Short task: Scan the listing below and copy every line holding "Surface".

####

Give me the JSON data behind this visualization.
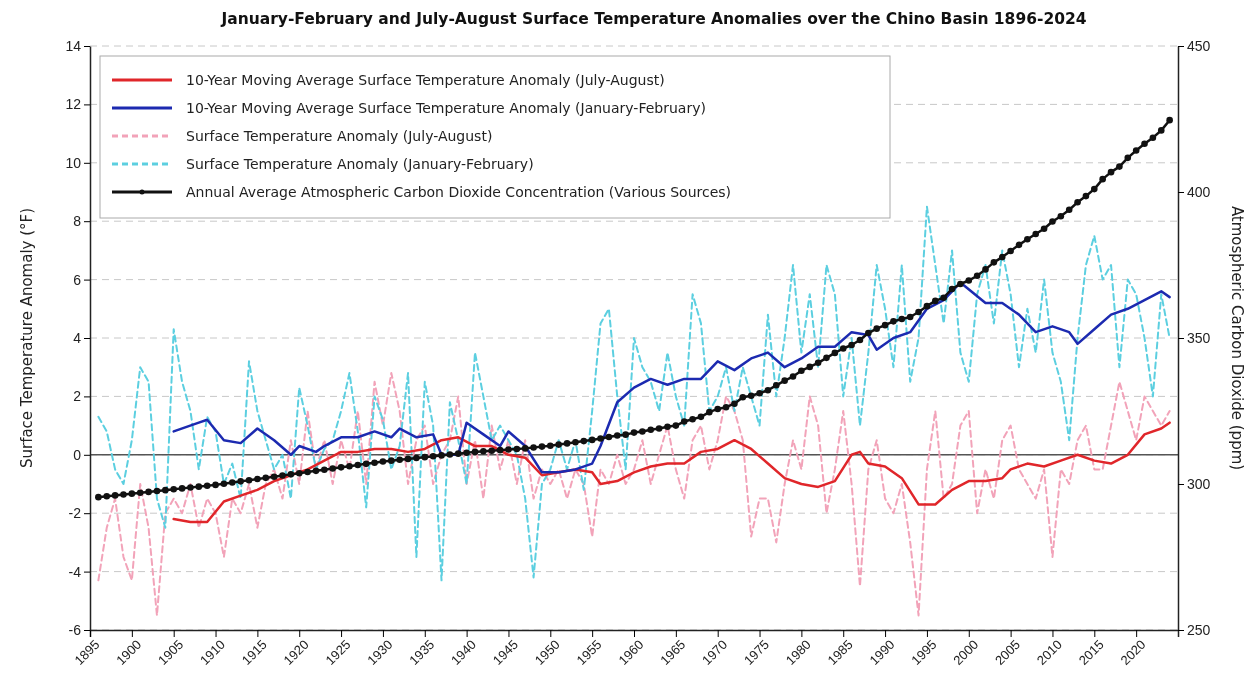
{
  "chart_data": {
    "type": "line",
    "title": "January-February and July-August Surface Temperature Anomalies over the Chino Basin 1896-2024",
    "ylabel": "Surface Temperature Anomaly (°F)",
    "y2label": "Atmospheric Carbon Dioxide (ppm)",
    "x": [
      1896,
      1897,
      1898,
      1899,
      1900,
      1901,
      1902,
      1903,
      1904,
      1905,
      1906,
      1907,
      1908,
      1909,
      1910,
      1911,
      1912,
      1913,
      1914,
      1915,
      1916,
      1917,
      1918,
      1919,
      1920,
      1921,
      1922,
      1923,
      1924,
      1925,
      1926,
      1927,
      1928,
      1929,
      1930,
      1931,
      1932,
      1933,
      1934,
      1935,
      1936,
      1937,
      1938,
      1939,
      1940,
      1941,
      1942,
      1943,
      1944,
      1945,
      1946,
      1947,
      1948,
      1949,
      1950,
      1951,
      1952,
      1953,
      1954,
      1955,
      1956,
      1957,
      1958,
      1959,
      1960,
      1961,
      1962,
      1963,
      1964,
      1965,
      1966,
      1967,
      1968,
      1969,
      1970,
      1971,
      1972,
      1973,
      1974,
      1975,
      1976,
      1977,
      1978,
      1979,
      1980,
      1981,
      1982,
      1983,
      1984,
      1985,
      1986,
      1987,
      1988,
      1989,
      1990,
      1991,
      1992,
      1993,
      1994,
      1995,
      1996,
      1997,
      1998,
      1999,
      2000,
      2001,
      2002,
      2003,
      2004,
      2005,
      2006,
      2007,
      2008,
      2009,
      2010,
      2011,
      2012,
      2013,
      2014,
      2015,
      2016,
      2017,
      2018,
      2019,
      2020,
      2021,
      2022,
      2023,
      2024
    ],
    "xlim": [
      1895,
      2025
    ],
    "xticks": [
      1895,
      1900,
      1905,
      1910,
      1915,
      1920,
      1925,
      1930,
      1935,
      1940,
      1945,
      1950,
      1955,
      1960,
      1965,
      1970,
      1975,
      1980,
      1985,
      1990,
      1995,
      2000,
      2005,
      2010,
      2015,
      2020
    ],
    "ylim": [
      -6,
      14
    ],
    "yticks": [
      -6,
      -4,
      -2,
      0,
      2,
      4,
      6,
      8,
      10,
      12,
      14
    ],
    "y2lim": [
      250,
      450
    ],
    "y2ticks": [
      250,
      300,
      350,
      400,
      450
    ],
    "grid": "y",
    "legend": "top left",
    "ref_lines": [
      {
        "axis": "y",
        "value": 0,
        "color": "#555555",
        "line_style": "solid"
      }
    ],
    "series": [
      {
        "name": "10-Year Moving Average Surface Temperature Anomaly (July-August)",
        "color": "#e0262a",
        "line_style": "solid",
        "marker": "none",
        "x": [
          1905,
          1907,
          1909,
          1911,
          1913,
          1915,
          1917,
          1919,
          1921,
          1923,
          1925,
          1927,
          1929,
          1931,
          1933,
          1935,
          1937,
          1939,
          1941,
          1943,
          1945,
          1947,
          1949,
          1951,
          1953,
          1955,
          1956,
          1958,
          1960,
          1962,
          1964,
          1966,
          1968,
          1970,
          1972,
          1974,
          1976,
          1978,
          1980,
          1982,
          1984,
          1986,
          1987,
          1988,
          1990,
          1992,
          1994,
          1996,
          1998,
          2000,
          2002,
          2004,
          2005,
          2007,
          2009,
          2011,
          2013,
          2015,
          2017,
          2019,
          2021,
          2023,
          2024
        ],
        "values": [
          -2.2,
          -2.3,
          -2.3,
          -1.6,
          -1.4,
          -1.2,
          -0.9,
          -0.7,
          -0.5,
          -0.2,
          0.1,
          0.1,
          0.2,
          0.2,
          0.1,
          0.2,
          0.5,
          0.6,
          0.3,
          0.3,
          0.0,
          -0.1,
          -0.7,
          -0.6,
          -0.5,
          -0.6,
          -1.0,
          -0.9,
          -0.6,
          -0.4,
          -0.3,
          -0.3,
          0.1,
          0.2,
          0.5,
          0.2,
          -0.3,
          -0.8,
          -1.0,
          -1.1,
          -0.9,
          0.0,
          0.1,
          -0.3,
          -0.4,
          -0.8,
          -1.7,
          -1.7,
          -1.2,
          -0.9,
          -0.9,
          -0.8,
          -0.5,
          -0.3,
          -0.4,
          -0.2,
          0.0,
          -0.2,
          -0.3,
          0.0,
          0.7,
          0.9,
          1.1
        ]
      },
      {
        "name": "10-Year Moving Average Surface Temperature Anomaly (January-February)",
        "color": "#1c2ab0",
        "line_style": "solid",
        "marker": "none",
        "x": [
          1905,
          1908,
          1909,
          1911,
          1913,
          1915,
          1917,
          1919,
          1920,
          1922,
          1923,
          1925,
          1927,
          1929,
          1931,
          1932,
          1934,
          1936,
          1937,
          1939,
          1940,
          1942,
          1944,
          1945,
          1947,
          1949,
          1951,
          1953,
          1955,
          1956,
          1958,
          1960,
          1962,
          1964,
          1966,
          1968,
          1970,
          1972,
          1974,
          1976,
          1978,
          1980,
          1982,
          1984,
          1986,
          1988,
          1989,
          1991,
          1993,
          1995,
          1997,
          1999,
          2002,
          2004,
          2006,
          2008,
          2010,
          2012,
          2013,
          2015,
          2017,
          2019,
          2021,
          2023,
          2024
        ],
        "values": [
          0.8,
          1.1,
          1.2,
          0.5,
          0.4,
          0.9,
          0.5,
          0.0,
          0.3,
          0.1,
          0.3,
          0.6,
          0.6,
          0.8,
          0.6,
          0.9,
          0.6,
          0.7,
          0.0,
          0.0,
          1.1,
          0.7,
          0.3,
          0.8,
          0.3,
          -0.6,
          -0.6,
          -0.5,
          -0.3,
          0.3,
          1.8,
          2.3,
          2.6,
          2.4,
          2.6,
          2.6,
          3.2,
          2.9,
          3.3,
          3.5,
          3.0,
          3.3,
          3.7,
          3.7,
          4.2,
          4.1,
          3.6,
          4.0,
          4.2,
          5.0,
          5.3,
          5.9,
          5.2,
          5.2,
          4.8,
          4.2,
          4.4,
          4.2,
          3.8,
          4.3,
          4.8,
          5.0,
          5.3,
          5.6,
          5.4
        ]
      },
      {
        "name": "Surface Temperature Anomaly (July-August)",
        "color": "#f2a3b9",
        "line_style": "dashed",
        "marker": "none",
        "values": [
          -4.3,
          -2.5,
          -1.5,
          -3.5,
          -4.3,
          -1.0,
          -2.5,
          -5.5,
          -2.0,
          -1.5,
          -2.0,
          -1.0,
          -2.5,
          -1.5,
          -2.0,
          -3.5,
          -1.5,
          -2.0,
          -1.0,
          -2.5,
          -1.0,
          -0.5,
          -1.5,
          0.5,
          -1.0,
          1.5,
          -0.5,
          0.5,
          -1.0,
          0.5,
          -0.5,
          1.5,
          -1.0,
          2.5,
          1.0,
          2.8,
          1.5,
          -1.0,
          0.5,
          1.0,
          -1.0,
          0.0,
          0.5,
          2.0,
          -1.0,
          0.5,
          -1.5,
          1.0,
          -0.5,
          0.5,
          -1.0,
          0.5,
          -1.5,
          -0.5,
          -1.0,
          -0.5,
          -1.5,
          -0.5,
          -1.0,
          -2.8,
          -0.5,
          -1.0,
          0.0,
          -1.0,
          -0.5,
          0.5,
          -1.0,
          0.0,
          1.0,
          -0.5,
          -1.5,
          0.5,
          1.0,
          -0.5,
          0.5,
          2.0,
          1.5,
          0.5,
          -2.8,
          -1.5,
          -1.5,
          -3.0,
          -1.0,
          0.5,
          -0.5,
          2.0,
          1.0,
          -2.0,
          -0.5,
          1.5,
          -1.0,
          -4.5,
          -0.5,
          0.5,
          -1.5,
          -2.0,
          -1.0,
          -3.0,
          -5.5,
          -0.5,
          1.5,
          -1.5,
          -1.0,
          1.0,
          1.5,
          -2.0,
          -0.5,
          -1.5,
          0.5,
          1.0,
          -0.5,
          -1.0,
          -1.5,
          -0.5,
          -3.5,
          -0.5,
          -1.0,
          0.5,
          1.0,
          -0.5,
          -0.5,
          1.0,
          2.5,
          1.5,
          0.5,
          2.0,
          1.5,
          1.0,
          1.5
        ]
      },
      {
        "name": "Surface Temperature Anomaly (January-February)",
        "color": "#5ccfe0",
        "line_style": "dashed",
        "marker": "none",
        "values": [
          1.3,
          0.8,
          -0.5,
          -1.0,
          0.5,
          3.0,
          2.5,
          -1.5,
          -2.5,
          4.3,
          2.5,
          1.5,
          -0.5,
          1.3,
          0.8,
          -1.0,
          -0.3,
          -1.5,
          3.2,
          1.5,
          0.5,
          -0.5,
          0.0,
          -1.5,
          2.3,
          1.0,
          -0.5,
          0.2,
          0.5,
          1.5,
          2.8,
          0.8,
          -1.8,
          2.0,
          1.2,
          -0.5,
          0.3,
          2.8,
          -3.5,
          2.5,
          1.0,
          -4.3,
          1.8,
          0.5,
          -1.0,
          3.5,
          2.0,
          0.5,
          1.0,
          0.5,
          0.0,
          -1.5,
          -4.2,
          -1.0,
          -0.5,
          0.5,
          -0.5,
          0.5,
          -1.2,
          1.5,
          4.5,
          5.0,
          2.0,
          -0.5,
          4.0,
          3.0,
          2.5,
          1.5,
          3.5,
          2.0,
          1.0,
          5.5,
          4.5,
          1.5,
          2.0,
          3.0,
          1.5,
          3.0,
          2.0,
          1.0,
          4.8,
          2.0,
          4.0,
          6.5,
          3.5,
          5.5,
          3.0,
          6.5,
          5.5,
          2.0,
          4.0,
          1.0,
          3.5,
          6.5,
          5.0,
          3.0,
          6.5,
          2.5,
          4.0,
          8.5,
          6.5,
          4.5,
          7.0,
          3.5,
          2.5,
          5.5,
          6.5,
          4.5,
          7.0,
          5.5,
          3.0,
          5.0,
          3.5,
          6.0,
          3.5,
          2.5,
          0.5,
          4.0,
          6.5,
          7.5,
          6.0,
          6.5,
          3.0,
          6.0,
          5.5,
          4.0,
          2.0,
          5.5,
          4.0
        ]
      },
      {
        "name": "Annual Average Atmospheric Carbon Dioxide Concentration (Various Sources)",
        "color": "#111111",
        "line_style": "solid",
        "marker": "circle",
        "axis": "y2",
        "values": [
          295.5,
          295.8,
          296.1,
          296.4,
          296.7,
          297.0,
          297.3,
          297.6,
          297.9,
          298.2,
          298.5,
          298.8,
          299.1,
          299.4,
          299.7,
          300.1,
          300.5,
          300.9,
          301.3,
          301.7,
          302.1,
          302.5,
          302.9,
          303.3,
          303.7,
          304.1,
          304.5,
          304.9,
          305.3,
          305.7,
          306.1,
          306.5,
          306.9,
          307.3,
          307.7,
          308.0,
          308.3,
          308.6,
          308.9,
          309.2,
          309.5,
          309.8,
          310.1,
          310.4,
          310.7,
          311.0,
          311.2,
          311.4,
          311.6,
          311.8,
          312.0,
          312.2,
          312.5,
          312.8,
          313.1,
          313.5,
          313.9,
          314.3,
          314.7,
          315.1,
          315.6,
          316.1,
          316.6,
          316.9,
          317.6,
          318.0,
          318.6,
          319.0,
          319.6,
          320.0,
          321.4,
          322.2,
          323.0,
          324.6,
          325.7,
          326.3,
          327.5,
          329.7,
          330.2,
          331.1,
          332.1,
          333.8,
          335.4,
          336.8,
          338.8,
          340.1,
          341.5,
          343.2,
          344.9,
          346.4,
          347.6,
          349.3,
          351.7,
          353.2,
          354.4,
          355.7,
          356.5,
          357.2,
          358.9,
          360.9,
          362.7,
          363.8,
          366.8,
          368.5,
          369.7,
          371.3,
          373.5,
          375.9,
          377.7,
          379.8,
          381.9,
          383.8,
          385.6,
          387.4,
          389.9,
          391.7,
          393.9,
          396.5,
          398.6,
          401.0,
          404.4,
          406.8,
          408.7,
          411.7,
          414.2,
          416.5,
          418.6,
          421.1,
          424.6
        ]
      }
    ]
  }
}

####

The answer:
    "title": "January-February and July-August Surface Temperature Anomalies over the Chino Basin 1896-2024",
    "ylabel": "Surface Temperature Anomaly (°F)",
        "name": "10-Year Moving Average Surface Temperature Anomaly (July-August)",
        "name": "10-Year Moving Average Surface Temperature Anomaly (January-February)",
        "name": "Surface Temperature Anomaly (July-August)",
        "name": "Surface Temperature Anomaly (January-February)",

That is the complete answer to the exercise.